Exercise task: Lines holding the string "action" are the ones to copy; find them all in the data.

--- start Exercise input ---

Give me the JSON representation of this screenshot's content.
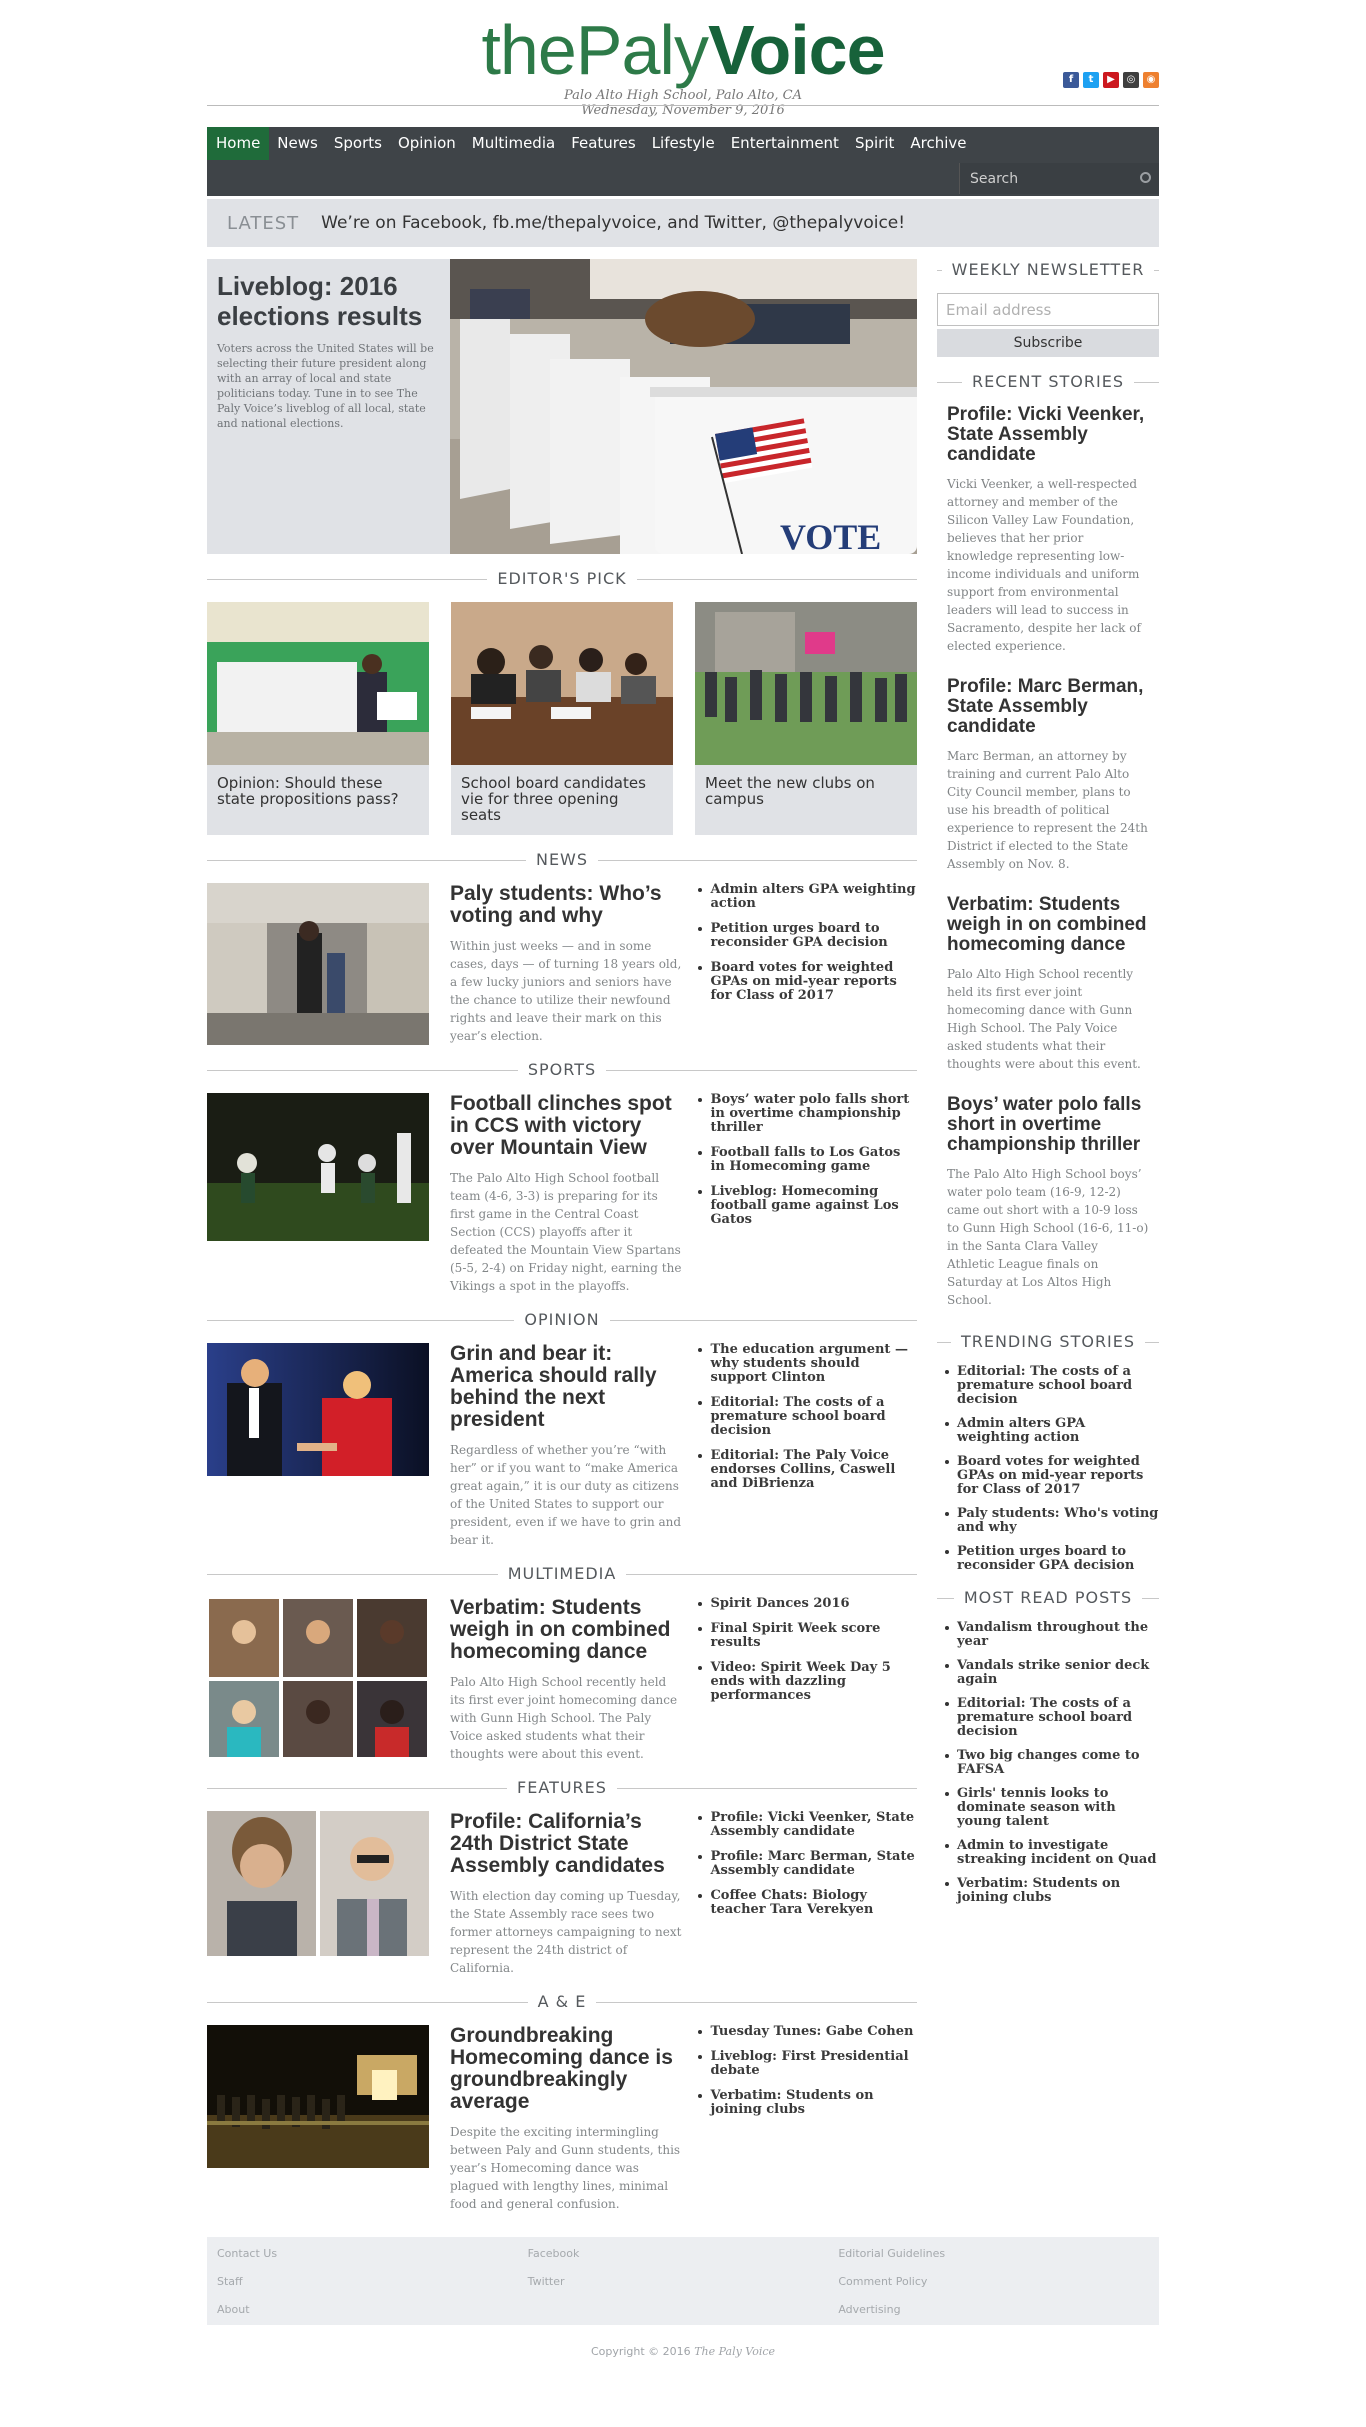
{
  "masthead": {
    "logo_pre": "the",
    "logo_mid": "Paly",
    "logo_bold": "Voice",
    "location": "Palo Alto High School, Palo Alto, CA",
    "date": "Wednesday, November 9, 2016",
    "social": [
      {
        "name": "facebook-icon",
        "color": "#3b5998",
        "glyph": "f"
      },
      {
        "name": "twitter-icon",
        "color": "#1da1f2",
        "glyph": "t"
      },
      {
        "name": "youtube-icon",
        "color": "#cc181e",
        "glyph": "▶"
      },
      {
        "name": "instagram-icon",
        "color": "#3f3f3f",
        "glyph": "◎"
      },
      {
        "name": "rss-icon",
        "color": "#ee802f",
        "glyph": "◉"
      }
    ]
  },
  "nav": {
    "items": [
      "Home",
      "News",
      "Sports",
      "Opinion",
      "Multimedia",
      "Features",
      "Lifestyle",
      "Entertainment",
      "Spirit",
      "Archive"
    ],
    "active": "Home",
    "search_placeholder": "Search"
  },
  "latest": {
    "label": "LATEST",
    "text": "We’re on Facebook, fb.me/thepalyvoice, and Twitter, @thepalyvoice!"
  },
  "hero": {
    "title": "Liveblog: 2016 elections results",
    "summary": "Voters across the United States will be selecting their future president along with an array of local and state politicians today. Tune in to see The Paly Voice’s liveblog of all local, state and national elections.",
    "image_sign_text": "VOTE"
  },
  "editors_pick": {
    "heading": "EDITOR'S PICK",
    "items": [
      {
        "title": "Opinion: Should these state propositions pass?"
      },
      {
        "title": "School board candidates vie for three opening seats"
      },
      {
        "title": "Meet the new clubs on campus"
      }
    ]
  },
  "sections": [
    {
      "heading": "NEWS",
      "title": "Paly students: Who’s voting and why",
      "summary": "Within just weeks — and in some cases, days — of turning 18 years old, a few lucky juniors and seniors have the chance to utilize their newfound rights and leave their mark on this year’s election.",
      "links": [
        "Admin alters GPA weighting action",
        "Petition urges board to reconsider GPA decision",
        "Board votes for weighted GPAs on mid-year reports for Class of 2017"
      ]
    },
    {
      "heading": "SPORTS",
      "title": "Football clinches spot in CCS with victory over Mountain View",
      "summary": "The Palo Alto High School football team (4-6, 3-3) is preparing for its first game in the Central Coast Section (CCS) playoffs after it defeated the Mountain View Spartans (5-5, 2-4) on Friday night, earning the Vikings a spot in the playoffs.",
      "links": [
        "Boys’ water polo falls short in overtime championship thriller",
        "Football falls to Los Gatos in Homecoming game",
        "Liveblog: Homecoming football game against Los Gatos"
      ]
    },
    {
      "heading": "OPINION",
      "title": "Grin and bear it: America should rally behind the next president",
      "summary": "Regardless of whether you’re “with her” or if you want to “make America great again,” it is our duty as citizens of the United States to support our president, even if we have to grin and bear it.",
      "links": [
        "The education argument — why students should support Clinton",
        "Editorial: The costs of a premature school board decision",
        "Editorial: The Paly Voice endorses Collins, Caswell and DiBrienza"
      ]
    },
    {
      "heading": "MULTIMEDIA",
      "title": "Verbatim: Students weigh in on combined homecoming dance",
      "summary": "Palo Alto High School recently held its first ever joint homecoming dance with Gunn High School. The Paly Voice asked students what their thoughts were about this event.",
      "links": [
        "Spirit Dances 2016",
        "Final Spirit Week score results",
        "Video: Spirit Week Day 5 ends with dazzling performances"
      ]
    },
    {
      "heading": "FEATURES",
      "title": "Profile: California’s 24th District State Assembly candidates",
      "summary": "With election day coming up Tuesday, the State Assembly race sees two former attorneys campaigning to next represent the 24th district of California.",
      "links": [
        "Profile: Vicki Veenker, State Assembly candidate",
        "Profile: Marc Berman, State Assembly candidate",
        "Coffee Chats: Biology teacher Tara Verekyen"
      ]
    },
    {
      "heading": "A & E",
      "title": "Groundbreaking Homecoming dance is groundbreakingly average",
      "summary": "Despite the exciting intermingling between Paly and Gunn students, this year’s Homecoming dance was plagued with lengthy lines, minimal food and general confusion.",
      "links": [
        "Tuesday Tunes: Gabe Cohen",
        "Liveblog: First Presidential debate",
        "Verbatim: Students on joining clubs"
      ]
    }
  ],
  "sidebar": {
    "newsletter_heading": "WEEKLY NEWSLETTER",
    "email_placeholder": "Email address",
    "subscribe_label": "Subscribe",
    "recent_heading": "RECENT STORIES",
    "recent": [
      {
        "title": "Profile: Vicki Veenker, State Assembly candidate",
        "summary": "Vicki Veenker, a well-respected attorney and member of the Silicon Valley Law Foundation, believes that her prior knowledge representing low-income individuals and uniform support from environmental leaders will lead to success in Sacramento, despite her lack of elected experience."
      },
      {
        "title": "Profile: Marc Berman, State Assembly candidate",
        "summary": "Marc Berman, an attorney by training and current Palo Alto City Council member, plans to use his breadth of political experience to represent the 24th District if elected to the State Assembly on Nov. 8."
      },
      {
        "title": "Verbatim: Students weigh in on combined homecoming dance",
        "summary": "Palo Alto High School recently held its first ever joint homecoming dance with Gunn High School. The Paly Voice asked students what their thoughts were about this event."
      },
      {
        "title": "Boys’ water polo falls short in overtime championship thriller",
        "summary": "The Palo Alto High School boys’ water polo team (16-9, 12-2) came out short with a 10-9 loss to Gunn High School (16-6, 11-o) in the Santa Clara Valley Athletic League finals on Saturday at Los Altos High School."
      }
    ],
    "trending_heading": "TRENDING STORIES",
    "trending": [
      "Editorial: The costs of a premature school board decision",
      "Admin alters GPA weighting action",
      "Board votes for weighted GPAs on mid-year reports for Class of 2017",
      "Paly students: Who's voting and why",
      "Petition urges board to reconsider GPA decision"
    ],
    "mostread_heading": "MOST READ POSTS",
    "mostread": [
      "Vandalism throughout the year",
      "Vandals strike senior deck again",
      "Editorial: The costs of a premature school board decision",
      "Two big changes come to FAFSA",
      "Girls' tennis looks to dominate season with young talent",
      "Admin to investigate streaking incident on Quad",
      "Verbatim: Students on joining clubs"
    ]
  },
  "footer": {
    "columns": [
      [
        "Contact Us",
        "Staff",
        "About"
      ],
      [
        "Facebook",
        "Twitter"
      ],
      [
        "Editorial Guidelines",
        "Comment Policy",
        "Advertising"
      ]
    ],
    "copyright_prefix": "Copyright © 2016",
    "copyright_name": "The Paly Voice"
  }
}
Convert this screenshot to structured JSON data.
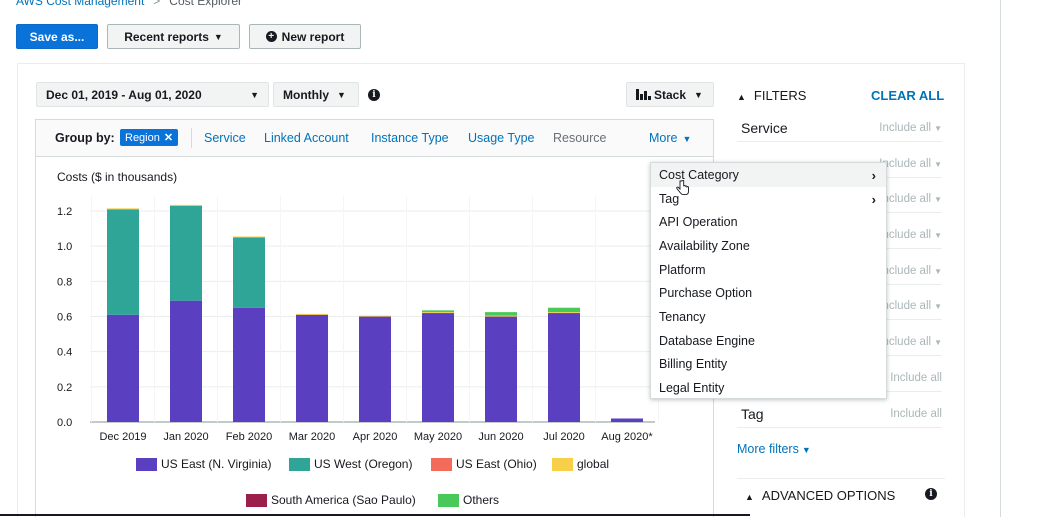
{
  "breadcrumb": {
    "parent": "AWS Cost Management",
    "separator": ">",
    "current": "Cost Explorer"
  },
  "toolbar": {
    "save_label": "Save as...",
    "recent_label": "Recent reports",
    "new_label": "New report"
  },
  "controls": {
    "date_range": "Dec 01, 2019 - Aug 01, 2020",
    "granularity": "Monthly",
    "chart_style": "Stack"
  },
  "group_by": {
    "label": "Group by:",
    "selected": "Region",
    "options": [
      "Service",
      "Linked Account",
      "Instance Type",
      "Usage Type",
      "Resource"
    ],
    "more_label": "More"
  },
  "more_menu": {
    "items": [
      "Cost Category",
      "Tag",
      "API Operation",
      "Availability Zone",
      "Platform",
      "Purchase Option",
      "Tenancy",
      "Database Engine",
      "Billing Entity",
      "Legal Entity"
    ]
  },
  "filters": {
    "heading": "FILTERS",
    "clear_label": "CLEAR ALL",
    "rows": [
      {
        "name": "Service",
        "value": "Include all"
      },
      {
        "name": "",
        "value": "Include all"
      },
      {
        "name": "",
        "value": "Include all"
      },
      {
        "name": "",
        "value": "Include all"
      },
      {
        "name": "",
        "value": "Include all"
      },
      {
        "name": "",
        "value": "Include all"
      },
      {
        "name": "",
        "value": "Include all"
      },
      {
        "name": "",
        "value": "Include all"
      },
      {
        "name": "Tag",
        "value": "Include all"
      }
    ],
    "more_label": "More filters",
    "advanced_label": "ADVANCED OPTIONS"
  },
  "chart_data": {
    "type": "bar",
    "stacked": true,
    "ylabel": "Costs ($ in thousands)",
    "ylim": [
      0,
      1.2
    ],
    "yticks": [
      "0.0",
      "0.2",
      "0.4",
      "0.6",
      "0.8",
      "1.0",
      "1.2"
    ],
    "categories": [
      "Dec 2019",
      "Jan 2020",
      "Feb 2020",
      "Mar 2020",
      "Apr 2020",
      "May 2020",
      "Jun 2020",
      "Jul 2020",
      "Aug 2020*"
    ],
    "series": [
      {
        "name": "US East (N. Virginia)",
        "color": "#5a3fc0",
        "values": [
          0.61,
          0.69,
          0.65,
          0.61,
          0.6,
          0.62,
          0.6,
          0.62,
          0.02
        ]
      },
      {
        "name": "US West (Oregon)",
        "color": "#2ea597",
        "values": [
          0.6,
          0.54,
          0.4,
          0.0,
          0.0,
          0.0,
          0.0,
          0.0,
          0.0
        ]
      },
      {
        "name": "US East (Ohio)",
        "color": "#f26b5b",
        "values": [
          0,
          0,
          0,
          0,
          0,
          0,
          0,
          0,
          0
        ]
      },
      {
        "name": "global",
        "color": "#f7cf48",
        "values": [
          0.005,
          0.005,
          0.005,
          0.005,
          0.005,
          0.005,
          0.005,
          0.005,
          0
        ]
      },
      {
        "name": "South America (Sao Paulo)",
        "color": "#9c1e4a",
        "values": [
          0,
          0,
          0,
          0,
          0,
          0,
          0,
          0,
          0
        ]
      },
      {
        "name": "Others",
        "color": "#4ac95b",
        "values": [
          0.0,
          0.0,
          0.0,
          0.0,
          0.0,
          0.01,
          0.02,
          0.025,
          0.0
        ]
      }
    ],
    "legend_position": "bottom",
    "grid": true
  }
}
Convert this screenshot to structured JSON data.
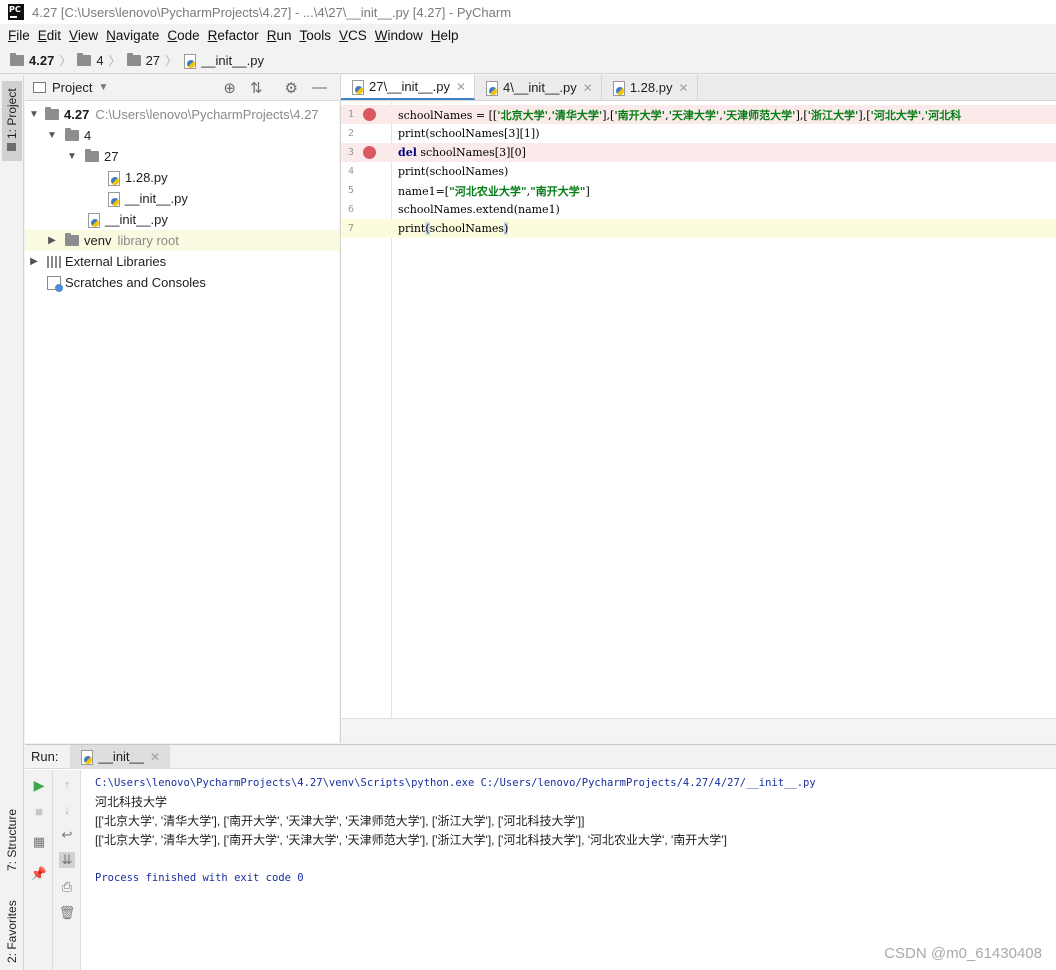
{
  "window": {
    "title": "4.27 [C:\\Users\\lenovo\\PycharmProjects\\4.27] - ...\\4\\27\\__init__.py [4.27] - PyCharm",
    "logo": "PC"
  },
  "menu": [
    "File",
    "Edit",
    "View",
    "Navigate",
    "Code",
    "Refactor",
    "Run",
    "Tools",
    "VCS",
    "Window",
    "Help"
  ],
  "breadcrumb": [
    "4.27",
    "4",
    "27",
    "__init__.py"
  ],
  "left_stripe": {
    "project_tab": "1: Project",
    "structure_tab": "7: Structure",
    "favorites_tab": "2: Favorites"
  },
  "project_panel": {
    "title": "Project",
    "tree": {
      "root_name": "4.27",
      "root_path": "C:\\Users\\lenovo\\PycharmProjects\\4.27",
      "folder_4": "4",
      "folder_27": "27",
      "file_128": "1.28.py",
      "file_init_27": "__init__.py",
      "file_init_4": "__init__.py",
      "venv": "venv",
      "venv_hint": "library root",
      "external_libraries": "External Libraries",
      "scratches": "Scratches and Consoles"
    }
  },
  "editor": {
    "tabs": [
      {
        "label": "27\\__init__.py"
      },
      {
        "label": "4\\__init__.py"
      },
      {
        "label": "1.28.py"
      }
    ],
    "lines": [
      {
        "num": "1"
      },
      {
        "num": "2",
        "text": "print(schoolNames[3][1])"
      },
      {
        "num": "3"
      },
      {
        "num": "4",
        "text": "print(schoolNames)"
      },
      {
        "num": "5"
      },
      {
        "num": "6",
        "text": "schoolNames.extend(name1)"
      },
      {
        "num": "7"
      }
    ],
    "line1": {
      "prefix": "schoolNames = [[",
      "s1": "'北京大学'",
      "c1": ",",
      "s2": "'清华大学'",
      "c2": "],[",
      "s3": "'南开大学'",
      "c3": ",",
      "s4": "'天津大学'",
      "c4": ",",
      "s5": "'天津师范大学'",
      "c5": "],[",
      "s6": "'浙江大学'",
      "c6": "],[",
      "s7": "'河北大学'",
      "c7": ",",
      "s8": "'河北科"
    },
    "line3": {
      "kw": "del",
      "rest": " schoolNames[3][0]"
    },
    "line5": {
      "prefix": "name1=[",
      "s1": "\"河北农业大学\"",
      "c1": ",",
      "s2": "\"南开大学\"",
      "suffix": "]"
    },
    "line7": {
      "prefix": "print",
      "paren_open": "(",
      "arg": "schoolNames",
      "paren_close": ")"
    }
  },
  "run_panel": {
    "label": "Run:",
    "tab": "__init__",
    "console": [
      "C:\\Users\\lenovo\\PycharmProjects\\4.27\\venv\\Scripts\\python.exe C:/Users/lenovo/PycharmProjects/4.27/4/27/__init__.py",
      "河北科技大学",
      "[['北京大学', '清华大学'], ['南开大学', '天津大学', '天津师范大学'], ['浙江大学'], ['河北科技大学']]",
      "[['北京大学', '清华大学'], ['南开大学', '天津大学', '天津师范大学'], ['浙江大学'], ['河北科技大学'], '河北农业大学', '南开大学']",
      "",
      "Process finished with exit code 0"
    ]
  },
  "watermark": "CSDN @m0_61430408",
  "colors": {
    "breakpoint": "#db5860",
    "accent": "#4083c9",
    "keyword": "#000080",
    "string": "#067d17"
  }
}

--- end Exercise input ---

Finished answer:
        "Admin alters GPA weighting action",
      "Admin alters GPA weighting action",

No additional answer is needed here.